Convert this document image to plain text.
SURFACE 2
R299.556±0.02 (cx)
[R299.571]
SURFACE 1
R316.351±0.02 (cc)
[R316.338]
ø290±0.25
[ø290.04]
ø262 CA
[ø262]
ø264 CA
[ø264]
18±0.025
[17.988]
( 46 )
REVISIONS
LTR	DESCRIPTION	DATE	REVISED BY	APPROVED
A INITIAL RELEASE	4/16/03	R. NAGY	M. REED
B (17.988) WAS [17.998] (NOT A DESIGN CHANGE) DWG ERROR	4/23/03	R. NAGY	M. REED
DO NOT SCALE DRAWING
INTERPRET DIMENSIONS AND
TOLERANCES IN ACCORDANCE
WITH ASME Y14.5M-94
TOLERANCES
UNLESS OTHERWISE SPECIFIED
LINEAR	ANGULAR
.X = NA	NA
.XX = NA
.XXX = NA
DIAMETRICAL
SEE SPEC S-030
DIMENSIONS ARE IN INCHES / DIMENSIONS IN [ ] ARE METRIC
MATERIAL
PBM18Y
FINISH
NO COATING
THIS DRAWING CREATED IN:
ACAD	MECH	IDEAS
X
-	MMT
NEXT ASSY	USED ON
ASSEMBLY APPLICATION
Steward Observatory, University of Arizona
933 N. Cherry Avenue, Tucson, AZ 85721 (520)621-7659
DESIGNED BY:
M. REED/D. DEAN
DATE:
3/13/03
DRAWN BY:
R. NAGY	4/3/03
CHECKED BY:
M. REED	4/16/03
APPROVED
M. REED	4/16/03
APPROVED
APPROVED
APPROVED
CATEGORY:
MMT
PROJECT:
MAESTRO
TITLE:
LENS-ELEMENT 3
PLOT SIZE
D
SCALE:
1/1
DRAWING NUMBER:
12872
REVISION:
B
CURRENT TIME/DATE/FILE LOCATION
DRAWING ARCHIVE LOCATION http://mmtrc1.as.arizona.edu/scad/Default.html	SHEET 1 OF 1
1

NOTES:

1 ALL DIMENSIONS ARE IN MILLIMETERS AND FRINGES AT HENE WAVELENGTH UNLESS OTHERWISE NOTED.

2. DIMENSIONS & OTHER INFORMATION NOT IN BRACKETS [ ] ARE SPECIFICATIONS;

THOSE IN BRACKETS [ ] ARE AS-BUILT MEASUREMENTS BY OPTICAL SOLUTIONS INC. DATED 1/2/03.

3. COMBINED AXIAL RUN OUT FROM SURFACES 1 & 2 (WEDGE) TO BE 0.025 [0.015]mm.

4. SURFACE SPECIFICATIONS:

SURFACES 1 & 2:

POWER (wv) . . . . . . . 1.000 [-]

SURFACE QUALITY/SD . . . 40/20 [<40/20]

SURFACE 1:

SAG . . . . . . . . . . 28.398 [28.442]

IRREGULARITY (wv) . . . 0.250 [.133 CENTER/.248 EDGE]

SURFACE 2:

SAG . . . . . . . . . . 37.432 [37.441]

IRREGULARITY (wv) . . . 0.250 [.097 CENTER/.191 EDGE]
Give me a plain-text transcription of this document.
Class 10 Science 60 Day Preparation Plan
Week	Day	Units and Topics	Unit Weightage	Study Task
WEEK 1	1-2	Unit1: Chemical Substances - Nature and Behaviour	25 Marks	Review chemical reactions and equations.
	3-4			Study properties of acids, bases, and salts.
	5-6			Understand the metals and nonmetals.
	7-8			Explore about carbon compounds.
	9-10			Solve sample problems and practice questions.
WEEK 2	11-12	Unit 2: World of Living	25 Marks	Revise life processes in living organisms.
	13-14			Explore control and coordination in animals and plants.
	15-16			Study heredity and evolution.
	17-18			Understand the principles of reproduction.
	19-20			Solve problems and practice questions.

==========

§ Aim of the exercise
Return every line exactly.

§ Exercise answer
Convert this document image to plain text.
SURFACE 2
R299.556±0.02 (cx)
[R299.571]
SURFACE 1
R316.351±0.02 (cc)
[R316.338]
ø290±0.25
[ø290.04]
ø262 CA
[ø262]
ø264 CA
[ø264]
18±0.025
[17.988]
( 46 )
REVISIONS
LTR	DESCRIPTION	DATE	REVISED BY	APPROVED
A INITIAL RELEASE	4/16/03	R. NAGY	M. REED
B (17.988) WAS [17.998] (NOT A DESIGN CHANGE) DWG ERROR	4/23/03	R. NAGY	M. REED
DO NOT SCALE DRAWING
INTERPRET DIMENSIONS AND
TOLERANCES IN ACCORDANCE
WITH ASME Y14.5M-94
TOLERANCES
UNLESS OTHERWISE SPECIFIED
LINEAR	ANGULAR
.X = NA	NA
.XX = NA
.XXX = NA
DIAMETRICAL
SEE SPEC S-030
DIMENSIONS ARE IN INCHES / DIMENSIONS IN [ ] ARE METRIC
MATERIAL
PBM18Y
FINISH
NO COATING
THIS DRAWING CREATED IN:
ACAD	MECH	IDEAS
X
-	MMT
NEXT ASSY	USED ON
ASSEMBLY APPLICATION
Steward Observatory, University of Arizona
933 N. Cherry Avenue, Tucson, AZ 85721 (520)621-7659
DESIGNED BY:
M. REED/D. DEAN
DATE:
3/13/03
DRAWN BY:
R. NAGY	4/3/03
CHECKED BY:
M. REED	4/16/03
APPROVED
M. REED	4/16/03
APPROVED
APPROVED
APPROVED
CATEGORY:
MMT
PROJECT:
MAESTRO
TITLE:
LENS-ELEMENT 3
PLOT SIZE
D
SCALE:
1/1
DRAWING NUMBER:
12872
REVISION:
B
CURRENT TIME/DATE/FILE LOCATION
DRAWING ARCHIVE LOCATION http://mmtrc1.as.arizona.edu/scad/Default.html	SHEET 1 OF 1
1

NOTES:

1 ALL DIMENSIONS ARE IN MILLIMETERS AND FRINGES AT HENE WAVELENGTH UNLESS OTHERWISE NOTED.

2. DIMENSIONS & OTHER INFORMATION NOT IN BRACKETS [ ] ARE SPECIFICATIONS;

THOSE IN BRACKETS [ ] ARE AS-BUILT MEASUREMENTS BY OPTICAL SOLUTIONS INC. DATED 1/2/03.

3. COMBINED AXIAL RUN OUT FROM SURFACES 1 & 2 (WEDGE) TO BE 0.025 [0.015]mm.

4. SURFACE SPECIFICATIONS:

SURFACES 1 & 2:

POWER (wv) . . . . . . . 1.000 [-]

SURFACE QUALITY/SD . . . 40/20 [<40/20]

SURFACE 1:

SAG . . . . . . . . . . 28.398 [28.442]

IRREGULARITY (wv) . . . 0.250 [.133 CENTER/.248 EDGE]

SURFACE 2:

SAG . . . . . . . . . . 37.432 [37.441]

IRREGULARITY (wv) . . . 0.250 [.097 CENTER/.191 EDGE]
Give me a plain-text transcription of this document.
Class 10 Science 60 Day Preparation Plan
Week	Day	Units and Topics	Unit Weightage	Study Task
WEEK 1	1-2	Unit1: Chemical Substances - Nature and Behaviour	25 Marks	Review chemical reactions and equations.
	3-4			Study properties of acids, bases, and salts.
	5-6			Understand the metals and nonmetals.
	7-8			Explore about carbon compounds.
	9-10			Solve sample problems and practice questions.
WEEK 2	11-12	Unit 2: World of Living	25 Marks	Revise life processes in living organisms.
	13-14			Explore control and coordination in animals and plants.
	15-16			Study heredity and evolution.
	17-18			Understand the principles of reproduction.
	19-20			Solve problems and practice questions.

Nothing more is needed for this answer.